# To do:
1. In the passage on POT1 gene research, who directed the Spanish Consortium for the Study of the Genome of Chronic Lymphocytic Leukemia?
2. Write what comes next in the passage on POT1 gene research, picking up after its final sentence.


    The gene on which the research was focused, POT1, is involved in the protection of the telomeres -the endings of chromosomes- and has been already described by the Spanish Consortium for the Study of Cancer Genomes as one of the most frequently-mutated genes in chronic lymphocytic leukemia.

    The newly-published research was born from an observation made last year by researchers from the Spanish Consortium for the Study of the Genome of Chronic Lymphocytic Leukemia directed by Drs. Carlos López-Otín and Elías Campo. This previous study had proved the frequent existence of this type of leukemia due to mutations of POT1, involved in the protection of the endings of chromosomes, called telomeres. Researchers then thought about the possibility of other types of tumors having alterations in this same gene. In this context, researchers from European, Australian and North American institutions focused on the study of the malign skin melanoma, and more precisely on the familial forms of this disease. This type of tumors is very agressive and has a great medical relevance in countries with intense sunlight.

# Dataset content:
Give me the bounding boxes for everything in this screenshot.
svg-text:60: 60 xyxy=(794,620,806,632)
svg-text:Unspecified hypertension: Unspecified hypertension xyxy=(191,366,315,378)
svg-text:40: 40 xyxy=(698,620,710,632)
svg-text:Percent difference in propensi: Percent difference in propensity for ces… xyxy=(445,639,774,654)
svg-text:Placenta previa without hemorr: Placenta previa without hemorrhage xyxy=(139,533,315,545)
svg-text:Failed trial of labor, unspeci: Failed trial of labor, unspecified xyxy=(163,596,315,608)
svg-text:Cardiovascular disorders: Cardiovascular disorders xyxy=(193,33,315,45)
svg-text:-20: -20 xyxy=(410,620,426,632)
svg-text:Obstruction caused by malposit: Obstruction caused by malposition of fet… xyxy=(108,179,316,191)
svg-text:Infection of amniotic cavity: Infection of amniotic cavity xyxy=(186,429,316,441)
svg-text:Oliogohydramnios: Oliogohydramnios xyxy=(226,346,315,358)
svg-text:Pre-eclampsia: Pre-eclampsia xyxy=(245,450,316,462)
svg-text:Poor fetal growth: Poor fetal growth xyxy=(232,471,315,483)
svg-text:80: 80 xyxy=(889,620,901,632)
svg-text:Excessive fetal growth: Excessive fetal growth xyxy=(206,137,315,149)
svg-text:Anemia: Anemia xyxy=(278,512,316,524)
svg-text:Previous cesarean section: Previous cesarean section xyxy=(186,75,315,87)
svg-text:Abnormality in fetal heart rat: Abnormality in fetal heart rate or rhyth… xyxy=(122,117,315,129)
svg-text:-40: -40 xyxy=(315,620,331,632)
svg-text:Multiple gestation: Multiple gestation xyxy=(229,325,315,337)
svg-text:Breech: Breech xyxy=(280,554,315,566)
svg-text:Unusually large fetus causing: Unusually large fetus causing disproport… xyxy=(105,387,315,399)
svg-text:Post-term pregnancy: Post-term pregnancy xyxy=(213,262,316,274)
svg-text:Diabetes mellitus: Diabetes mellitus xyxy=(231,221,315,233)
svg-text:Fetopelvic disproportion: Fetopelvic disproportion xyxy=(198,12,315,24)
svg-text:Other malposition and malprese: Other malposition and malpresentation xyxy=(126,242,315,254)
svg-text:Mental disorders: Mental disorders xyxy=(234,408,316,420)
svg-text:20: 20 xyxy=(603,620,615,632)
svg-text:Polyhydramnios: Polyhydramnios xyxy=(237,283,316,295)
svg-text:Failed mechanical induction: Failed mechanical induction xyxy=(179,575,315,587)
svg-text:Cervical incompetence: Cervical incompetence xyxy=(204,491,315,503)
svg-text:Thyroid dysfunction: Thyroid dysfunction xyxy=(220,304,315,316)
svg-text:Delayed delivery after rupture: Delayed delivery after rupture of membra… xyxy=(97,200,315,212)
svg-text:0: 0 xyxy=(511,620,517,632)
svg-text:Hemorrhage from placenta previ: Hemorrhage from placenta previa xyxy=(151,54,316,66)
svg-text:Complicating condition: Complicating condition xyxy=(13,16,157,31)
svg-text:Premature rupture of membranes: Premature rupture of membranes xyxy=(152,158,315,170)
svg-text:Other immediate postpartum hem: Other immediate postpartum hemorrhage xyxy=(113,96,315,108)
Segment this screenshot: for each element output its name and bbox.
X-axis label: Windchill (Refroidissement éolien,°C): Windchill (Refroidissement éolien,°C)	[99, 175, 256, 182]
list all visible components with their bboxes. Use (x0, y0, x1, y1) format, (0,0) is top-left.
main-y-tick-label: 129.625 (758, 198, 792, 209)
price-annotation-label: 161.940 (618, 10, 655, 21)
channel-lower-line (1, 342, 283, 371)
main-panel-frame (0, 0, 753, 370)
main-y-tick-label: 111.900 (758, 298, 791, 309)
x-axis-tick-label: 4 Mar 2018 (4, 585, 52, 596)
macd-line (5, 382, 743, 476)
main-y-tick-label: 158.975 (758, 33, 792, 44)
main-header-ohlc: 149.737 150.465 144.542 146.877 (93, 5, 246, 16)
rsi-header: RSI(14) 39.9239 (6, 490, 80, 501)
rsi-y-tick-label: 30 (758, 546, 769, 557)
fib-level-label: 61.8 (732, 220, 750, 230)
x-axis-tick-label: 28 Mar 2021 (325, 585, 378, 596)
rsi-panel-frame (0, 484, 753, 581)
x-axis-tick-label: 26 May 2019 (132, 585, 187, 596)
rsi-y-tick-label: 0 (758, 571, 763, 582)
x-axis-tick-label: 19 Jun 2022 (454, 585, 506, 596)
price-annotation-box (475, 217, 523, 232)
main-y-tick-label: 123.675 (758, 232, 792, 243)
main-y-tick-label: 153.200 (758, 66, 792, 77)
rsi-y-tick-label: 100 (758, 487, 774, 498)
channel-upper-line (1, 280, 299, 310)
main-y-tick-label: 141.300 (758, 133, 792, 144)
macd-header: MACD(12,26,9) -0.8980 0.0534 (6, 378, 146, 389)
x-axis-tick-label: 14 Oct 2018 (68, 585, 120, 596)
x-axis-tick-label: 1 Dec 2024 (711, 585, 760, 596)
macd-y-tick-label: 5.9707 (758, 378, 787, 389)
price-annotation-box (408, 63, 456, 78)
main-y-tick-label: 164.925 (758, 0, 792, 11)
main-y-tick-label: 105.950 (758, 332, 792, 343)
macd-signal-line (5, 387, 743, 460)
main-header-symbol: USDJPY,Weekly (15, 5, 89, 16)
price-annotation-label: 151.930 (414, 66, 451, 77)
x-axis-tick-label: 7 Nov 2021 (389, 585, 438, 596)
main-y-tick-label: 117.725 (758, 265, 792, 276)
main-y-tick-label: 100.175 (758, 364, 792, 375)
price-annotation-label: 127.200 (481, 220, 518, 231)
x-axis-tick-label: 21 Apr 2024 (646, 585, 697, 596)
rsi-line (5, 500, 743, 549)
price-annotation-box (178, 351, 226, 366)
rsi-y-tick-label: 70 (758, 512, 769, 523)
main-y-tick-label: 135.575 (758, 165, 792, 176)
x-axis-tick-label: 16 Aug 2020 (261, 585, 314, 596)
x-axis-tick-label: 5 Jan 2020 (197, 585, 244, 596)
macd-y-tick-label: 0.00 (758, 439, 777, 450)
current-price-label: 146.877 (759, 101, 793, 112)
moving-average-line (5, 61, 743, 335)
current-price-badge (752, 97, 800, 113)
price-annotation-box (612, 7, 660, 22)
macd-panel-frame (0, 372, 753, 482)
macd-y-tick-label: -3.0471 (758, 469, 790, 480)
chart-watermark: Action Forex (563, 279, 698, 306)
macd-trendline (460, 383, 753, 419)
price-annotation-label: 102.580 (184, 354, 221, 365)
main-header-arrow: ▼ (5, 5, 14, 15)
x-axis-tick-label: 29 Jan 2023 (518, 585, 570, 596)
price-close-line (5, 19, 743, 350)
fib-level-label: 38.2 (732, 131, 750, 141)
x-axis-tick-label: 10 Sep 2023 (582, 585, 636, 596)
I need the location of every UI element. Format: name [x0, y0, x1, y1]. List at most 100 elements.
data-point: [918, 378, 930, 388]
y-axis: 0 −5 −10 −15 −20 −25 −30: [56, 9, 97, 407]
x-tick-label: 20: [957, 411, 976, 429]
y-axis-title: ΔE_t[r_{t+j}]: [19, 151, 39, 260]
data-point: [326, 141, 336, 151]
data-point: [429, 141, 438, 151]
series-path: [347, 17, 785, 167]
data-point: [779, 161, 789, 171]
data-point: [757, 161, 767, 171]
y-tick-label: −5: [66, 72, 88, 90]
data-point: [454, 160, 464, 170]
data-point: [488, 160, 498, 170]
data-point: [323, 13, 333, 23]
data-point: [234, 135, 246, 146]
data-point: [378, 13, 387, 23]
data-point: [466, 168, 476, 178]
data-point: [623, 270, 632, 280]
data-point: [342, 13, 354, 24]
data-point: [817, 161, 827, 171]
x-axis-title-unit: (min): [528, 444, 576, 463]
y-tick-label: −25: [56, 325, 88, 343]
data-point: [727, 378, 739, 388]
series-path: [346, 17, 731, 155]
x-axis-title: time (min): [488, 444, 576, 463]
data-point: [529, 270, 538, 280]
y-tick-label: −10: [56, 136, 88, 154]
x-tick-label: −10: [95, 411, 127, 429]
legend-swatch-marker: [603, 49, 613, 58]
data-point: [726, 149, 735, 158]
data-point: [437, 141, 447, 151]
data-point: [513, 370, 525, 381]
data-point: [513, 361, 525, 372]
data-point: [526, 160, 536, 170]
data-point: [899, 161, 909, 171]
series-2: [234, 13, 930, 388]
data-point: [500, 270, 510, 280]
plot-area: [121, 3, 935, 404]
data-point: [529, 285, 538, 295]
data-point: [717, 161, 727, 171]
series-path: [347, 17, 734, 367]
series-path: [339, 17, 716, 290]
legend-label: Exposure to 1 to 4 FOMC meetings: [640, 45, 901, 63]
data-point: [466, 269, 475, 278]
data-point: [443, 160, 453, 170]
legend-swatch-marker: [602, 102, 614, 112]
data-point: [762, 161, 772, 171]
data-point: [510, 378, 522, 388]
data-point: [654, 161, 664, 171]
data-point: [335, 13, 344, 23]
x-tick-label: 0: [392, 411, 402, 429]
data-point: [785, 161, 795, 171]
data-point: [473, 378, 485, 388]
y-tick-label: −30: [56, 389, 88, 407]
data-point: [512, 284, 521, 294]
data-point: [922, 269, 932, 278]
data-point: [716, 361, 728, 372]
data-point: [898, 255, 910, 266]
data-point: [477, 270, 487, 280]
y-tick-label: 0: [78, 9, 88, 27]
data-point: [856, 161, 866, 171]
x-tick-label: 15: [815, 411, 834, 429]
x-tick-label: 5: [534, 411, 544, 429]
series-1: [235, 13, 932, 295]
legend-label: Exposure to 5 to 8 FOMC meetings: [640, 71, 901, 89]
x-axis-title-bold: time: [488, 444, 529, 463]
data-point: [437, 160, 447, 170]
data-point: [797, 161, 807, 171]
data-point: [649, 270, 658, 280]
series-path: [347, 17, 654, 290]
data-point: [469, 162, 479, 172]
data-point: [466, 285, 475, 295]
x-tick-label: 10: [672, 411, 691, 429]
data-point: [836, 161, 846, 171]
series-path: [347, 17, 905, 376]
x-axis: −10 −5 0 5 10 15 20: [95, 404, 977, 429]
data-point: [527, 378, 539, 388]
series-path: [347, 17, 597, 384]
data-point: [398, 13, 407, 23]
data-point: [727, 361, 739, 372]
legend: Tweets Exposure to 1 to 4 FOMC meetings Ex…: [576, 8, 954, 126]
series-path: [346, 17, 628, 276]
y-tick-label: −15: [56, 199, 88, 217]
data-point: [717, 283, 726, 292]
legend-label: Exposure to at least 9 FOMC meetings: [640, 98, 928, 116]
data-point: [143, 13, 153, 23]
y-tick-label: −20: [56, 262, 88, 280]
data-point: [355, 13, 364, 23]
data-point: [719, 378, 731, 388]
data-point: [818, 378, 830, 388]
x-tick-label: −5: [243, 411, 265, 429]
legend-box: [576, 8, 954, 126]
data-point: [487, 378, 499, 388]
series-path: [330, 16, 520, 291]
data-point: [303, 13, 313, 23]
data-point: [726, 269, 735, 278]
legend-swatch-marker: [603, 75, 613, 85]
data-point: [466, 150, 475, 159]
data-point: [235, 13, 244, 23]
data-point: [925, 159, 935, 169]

# Answers below:
1. Drs. Carlos López-Otín and Elías Campo.

2.
    The study conducted on numerous families that suffered from this disease has led to the discovery of constituing variants in the POT1 gene that are present exclusively in patients of familial melanoma, but not on members of the same families that have not developed the disease. These constituing variants, unlike somatic mutations, are not acquired during the tumoral process, but rather they exist beforehand on all the cells of the individual and may facilitate the developement of certain types of cancer. The discovery of the new gene responsible for familial tumors has immediate clinical implications, since it allows for an early diagnosis of the chances of an individual to develop said tumors.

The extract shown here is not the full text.